Aim of the task →
Within the material below, find each line bearing the word "FALTA" and present it.

· · · · ·

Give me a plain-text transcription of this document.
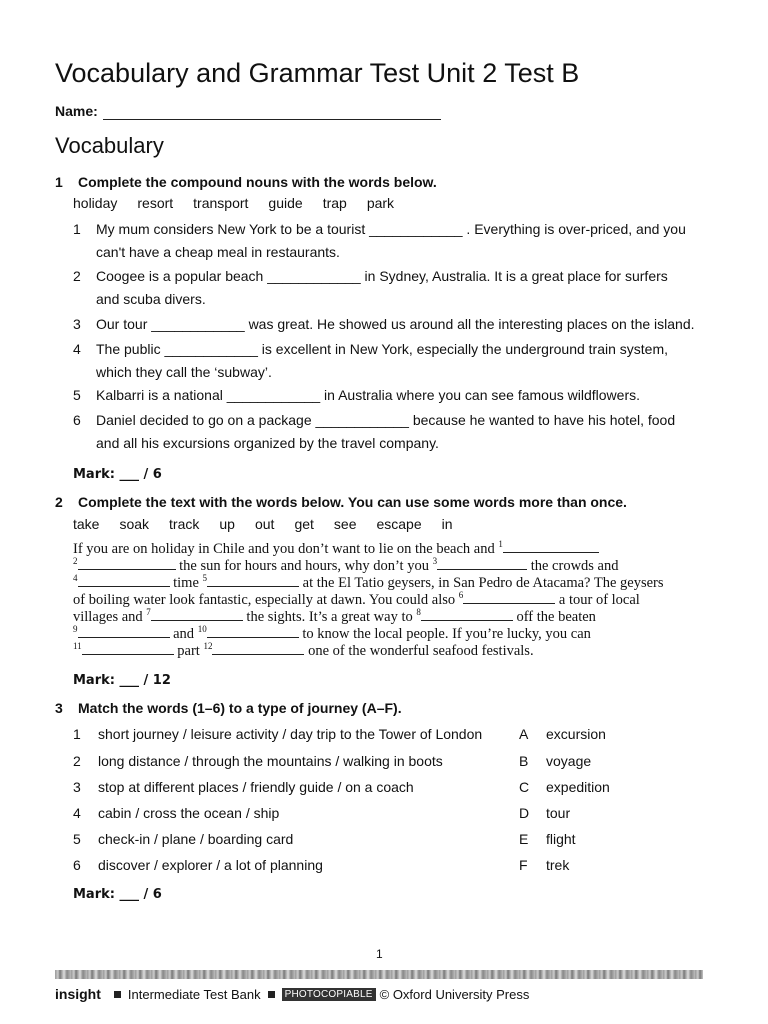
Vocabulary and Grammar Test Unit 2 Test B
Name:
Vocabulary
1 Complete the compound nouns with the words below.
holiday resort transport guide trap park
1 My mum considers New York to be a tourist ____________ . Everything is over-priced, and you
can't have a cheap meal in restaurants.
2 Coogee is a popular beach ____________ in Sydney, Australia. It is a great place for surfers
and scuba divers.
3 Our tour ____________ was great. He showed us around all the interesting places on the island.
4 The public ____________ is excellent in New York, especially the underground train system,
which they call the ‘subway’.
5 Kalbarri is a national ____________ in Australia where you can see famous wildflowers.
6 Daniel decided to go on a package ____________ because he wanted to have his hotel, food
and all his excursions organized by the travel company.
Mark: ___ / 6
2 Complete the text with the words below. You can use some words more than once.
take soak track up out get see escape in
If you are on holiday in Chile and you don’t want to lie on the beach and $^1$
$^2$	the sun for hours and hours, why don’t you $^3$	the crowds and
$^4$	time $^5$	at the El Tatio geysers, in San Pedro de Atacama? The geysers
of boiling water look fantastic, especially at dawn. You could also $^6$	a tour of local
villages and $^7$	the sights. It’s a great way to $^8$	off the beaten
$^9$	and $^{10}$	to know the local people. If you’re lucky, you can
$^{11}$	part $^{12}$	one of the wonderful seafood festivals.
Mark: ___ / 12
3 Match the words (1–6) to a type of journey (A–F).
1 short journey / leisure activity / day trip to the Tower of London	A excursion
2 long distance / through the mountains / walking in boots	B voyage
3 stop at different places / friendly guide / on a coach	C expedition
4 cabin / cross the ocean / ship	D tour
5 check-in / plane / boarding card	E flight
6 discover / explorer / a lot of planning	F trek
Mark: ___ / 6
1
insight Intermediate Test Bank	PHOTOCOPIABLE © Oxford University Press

· · · · ·

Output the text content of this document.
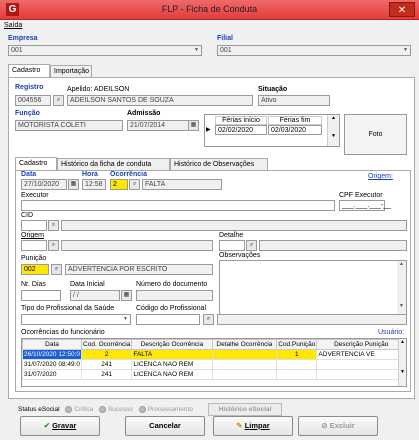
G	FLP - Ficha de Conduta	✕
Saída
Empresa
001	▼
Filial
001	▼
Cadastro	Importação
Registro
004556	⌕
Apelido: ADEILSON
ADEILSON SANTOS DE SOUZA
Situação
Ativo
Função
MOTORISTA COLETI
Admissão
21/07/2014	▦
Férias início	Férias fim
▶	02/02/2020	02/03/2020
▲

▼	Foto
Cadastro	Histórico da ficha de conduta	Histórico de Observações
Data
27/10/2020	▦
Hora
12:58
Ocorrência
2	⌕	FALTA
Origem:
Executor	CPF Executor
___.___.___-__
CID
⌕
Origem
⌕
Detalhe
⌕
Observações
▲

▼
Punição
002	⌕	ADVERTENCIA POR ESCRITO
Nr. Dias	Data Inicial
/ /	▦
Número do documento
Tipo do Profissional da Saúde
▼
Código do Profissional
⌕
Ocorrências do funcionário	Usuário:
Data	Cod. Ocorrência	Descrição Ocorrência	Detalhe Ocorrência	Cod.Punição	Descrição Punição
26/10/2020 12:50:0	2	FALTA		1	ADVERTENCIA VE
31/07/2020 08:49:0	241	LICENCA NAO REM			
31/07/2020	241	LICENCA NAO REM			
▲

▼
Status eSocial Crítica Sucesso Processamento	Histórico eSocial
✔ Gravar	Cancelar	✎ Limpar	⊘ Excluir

· · · · ·

Exercise answer →
2	⌕	FALTA
26/10/2020 12:50:0	2	FALTA		1	ADVERTENCIA VE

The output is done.